* Set exercise *
Would you set down every entry shown below, precisely as written?

* Stored data *
— Begin —
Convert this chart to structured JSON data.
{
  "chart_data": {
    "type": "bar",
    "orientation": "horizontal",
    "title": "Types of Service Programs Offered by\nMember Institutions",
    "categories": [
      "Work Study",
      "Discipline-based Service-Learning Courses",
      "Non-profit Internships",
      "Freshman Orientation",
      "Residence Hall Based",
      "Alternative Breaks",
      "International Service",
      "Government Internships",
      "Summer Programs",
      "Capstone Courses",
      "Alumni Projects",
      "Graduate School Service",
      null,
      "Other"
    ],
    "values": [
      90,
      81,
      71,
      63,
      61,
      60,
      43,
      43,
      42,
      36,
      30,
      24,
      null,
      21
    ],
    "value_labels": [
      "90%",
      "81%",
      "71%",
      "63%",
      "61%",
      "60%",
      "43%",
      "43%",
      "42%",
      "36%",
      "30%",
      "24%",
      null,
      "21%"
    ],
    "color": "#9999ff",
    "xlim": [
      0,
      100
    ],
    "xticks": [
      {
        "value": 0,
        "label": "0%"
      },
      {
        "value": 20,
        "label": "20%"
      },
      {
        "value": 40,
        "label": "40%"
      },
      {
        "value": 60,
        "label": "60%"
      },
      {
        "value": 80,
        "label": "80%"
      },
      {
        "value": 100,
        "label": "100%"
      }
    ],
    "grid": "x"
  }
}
— End —
* Response to this exercise *
Convert this chart to structured JSON data.
{
  "chart_data": {
    "type": "bar",
    "orientation": "horizontal",
    "title": "Types of Service Programs Offered by\nMember Institutions",
    "categories": [
      "Work Study",
      "Discipline-based Service-Learning Courses",
      "Non-profit Internships",
      "Freshman Orientation",
      "Residence Hall Based",
      "Alternative Breaks",
      "International Service",
      "Government Internships",
      "Summer Programs",
      "Capstone Courses",
      "Alumni Projects",
      "Graduate School Service",
      null,
      "Other"
    ],
    "values": [
      90,
      81,
      71,
      63,
      61,
      60,
      43,
      43,
      42,
      36,
      30,
      24,
      null,
      21
    ],
    "value_labels": [
      "90%",
      "81%",
      "71%",
      "63%",
      "61%",
      "60%",
      "43%",
      "43%",
      "42%",
      "36%",
      "30%",
      "24%",
      null,
      "21%"
    ],
    "color": "#9999ff",
    "xlim": [
      0,
      100
    ],
    "xticks": [
      {
        "value": 0,
        "label": "0%"
      },
      {
        "value": 20,
        "label": "20%"
      },
      {
        "value": 40,
        "label": "40%"
      },
      {
        "value": 60,
        "label": "60%"
      },
      {
        "value": 80,
        "label": "80%"
      },
      {
        "value": 100,
        "label": "100%"
      }
    ],
    "grid": "x"
  }
}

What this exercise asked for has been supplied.